Directions for this task:
Find every line in the records below that holds the word "reduce", and copy it out.

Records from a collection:
▽

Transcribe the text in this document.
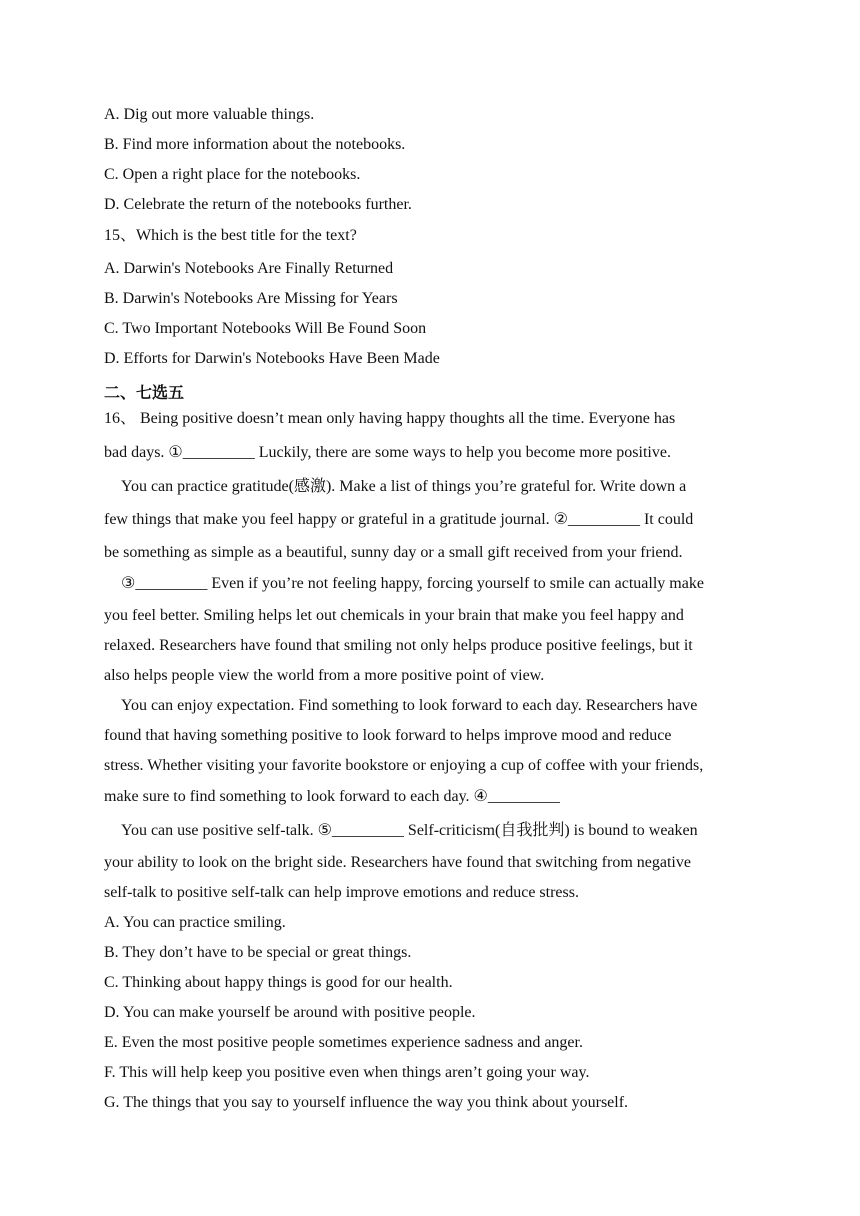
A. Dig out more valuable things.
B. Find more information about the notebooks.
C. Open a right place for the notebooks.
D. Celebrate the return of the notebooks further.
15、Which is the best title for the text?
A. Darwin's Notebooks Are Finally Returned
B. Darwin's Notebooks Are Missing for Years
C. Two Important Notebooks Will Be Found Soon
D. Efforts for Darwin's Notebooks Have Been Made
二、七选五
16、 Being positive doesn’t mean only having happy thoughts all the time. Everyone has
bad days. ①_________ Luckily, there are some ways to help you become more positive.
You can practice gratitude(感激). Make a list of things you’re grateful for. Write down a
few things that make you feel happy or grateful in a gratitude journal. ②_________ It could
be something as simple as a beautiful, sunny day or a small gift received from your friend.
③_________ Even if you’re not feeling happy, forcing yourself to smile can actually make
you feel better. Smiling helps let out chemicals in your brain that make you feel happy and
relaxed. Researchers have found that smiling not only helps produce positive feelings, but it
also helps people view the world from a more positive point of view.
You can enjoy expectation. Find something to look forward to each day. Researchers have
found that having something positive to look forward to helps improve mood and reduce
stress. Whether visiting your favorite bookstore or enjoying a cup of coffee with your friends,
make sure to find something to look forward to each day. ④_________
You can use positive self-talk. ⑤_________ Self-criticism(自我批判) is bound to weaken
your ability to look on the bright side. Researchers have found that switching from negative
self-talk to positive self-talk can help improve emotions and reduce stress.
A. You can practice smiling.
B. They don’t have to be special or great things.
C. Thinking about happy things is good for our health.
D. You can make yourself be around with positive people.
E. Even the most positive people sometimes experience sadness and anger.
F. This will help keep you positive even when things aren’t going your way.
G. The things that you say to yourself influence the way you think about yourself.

△
▽

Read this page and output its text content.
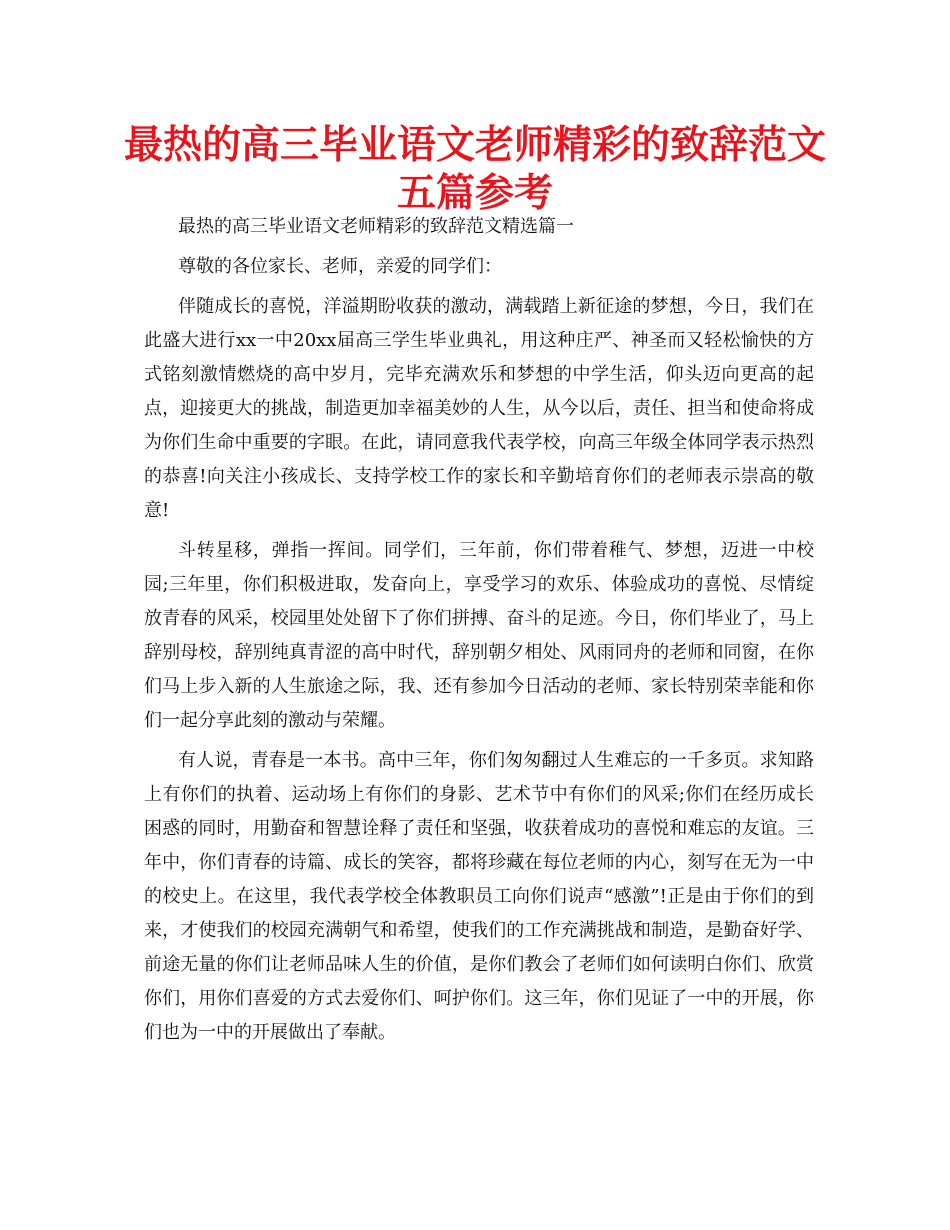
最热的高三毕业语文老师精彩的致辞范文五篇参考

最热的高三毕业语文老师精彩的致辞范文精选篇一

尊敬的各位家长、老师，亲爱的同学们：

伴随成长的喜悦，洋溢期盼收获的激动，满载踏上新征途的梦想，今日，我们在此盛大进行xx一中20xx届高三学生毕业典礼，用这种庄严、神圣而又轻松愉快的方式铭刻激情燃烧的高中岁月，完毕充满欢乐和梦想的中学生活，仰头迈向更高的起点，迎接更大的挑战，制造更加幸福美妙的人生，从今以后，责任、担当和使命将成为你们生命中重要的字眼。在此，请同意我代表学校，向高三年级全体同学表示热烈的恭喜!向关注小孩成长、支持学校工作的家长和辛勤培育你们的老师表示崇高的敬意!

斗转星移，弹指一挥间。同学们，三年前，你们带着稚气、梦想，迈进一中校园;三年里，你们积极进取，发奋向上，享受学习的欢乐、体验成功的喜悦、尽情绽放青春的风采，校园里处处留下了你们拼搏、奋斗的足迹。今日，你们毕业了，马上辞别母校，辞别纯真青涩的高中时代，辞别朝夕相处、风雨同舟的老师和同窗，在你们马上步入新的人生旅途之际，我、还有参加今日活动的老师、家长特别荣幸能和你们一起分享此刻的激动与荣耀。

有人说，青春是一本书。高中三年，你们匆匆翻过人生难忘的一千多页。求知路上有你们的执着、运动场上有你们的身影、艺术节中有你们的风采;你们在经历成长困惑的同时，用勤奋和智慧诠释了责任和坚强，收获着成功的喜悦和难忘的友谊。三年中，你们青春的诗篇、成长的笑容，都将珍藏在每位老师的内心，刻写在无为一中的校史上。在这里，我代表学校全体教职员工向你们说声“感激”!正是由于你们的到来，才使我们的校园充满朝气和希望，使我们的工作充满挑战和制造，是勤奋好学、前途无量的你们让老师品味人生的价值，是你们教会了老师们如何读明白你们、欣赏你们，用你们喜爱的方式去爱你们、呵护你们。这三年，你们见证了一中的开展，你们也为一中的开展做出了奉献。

△
▽

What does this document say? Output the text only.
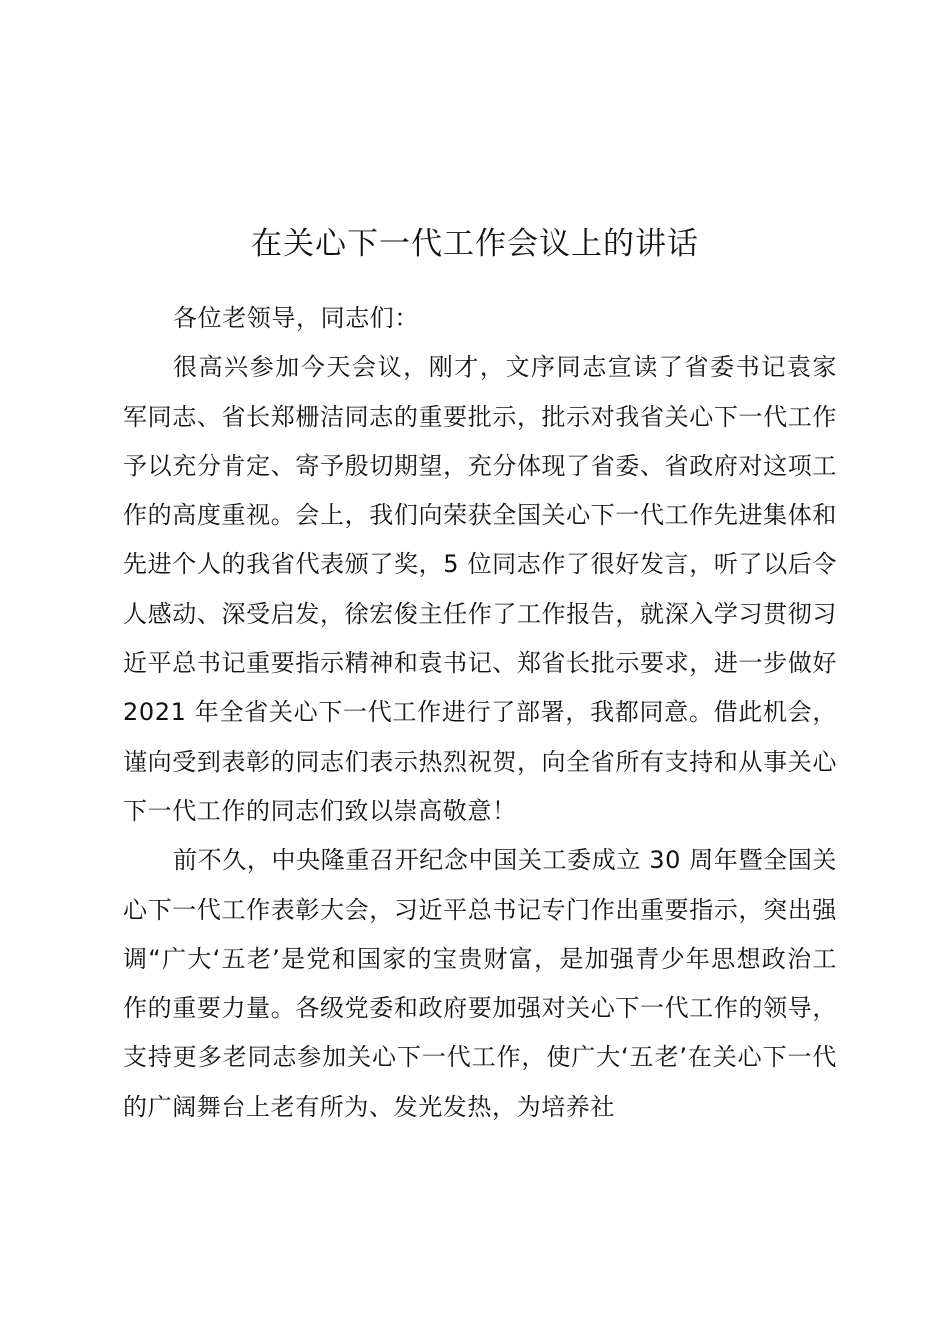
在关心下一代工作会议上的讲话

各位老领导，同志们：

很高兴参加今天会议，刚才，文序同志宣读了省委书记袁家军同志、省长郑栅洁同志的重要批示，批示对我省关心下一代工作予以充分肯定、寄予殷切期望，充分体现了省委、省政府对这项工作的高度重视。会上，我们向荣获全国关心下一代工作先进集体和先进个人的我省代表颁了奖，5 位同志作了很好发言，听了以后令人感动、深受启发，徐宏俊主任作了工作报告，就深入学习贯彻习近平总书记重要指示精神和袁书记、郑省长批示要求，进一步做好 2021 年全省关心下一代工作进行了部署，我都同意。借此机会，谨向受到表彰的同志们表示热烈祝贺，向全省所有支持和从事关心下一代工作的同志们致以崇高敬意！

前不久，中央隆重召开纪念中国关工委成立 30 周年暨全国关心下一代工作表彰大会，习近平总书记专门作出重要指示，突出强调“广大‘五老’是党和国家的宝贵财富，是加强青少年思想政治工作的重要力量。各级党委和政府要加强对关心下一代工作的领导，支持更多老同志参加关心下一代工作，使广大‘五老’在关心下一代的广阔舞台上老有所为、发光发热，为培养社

△

Complete answer:
found that having something positive to look forward to helps improve mood and reduce
self-talk to positive self-talk can help improve emotions and reduce stress.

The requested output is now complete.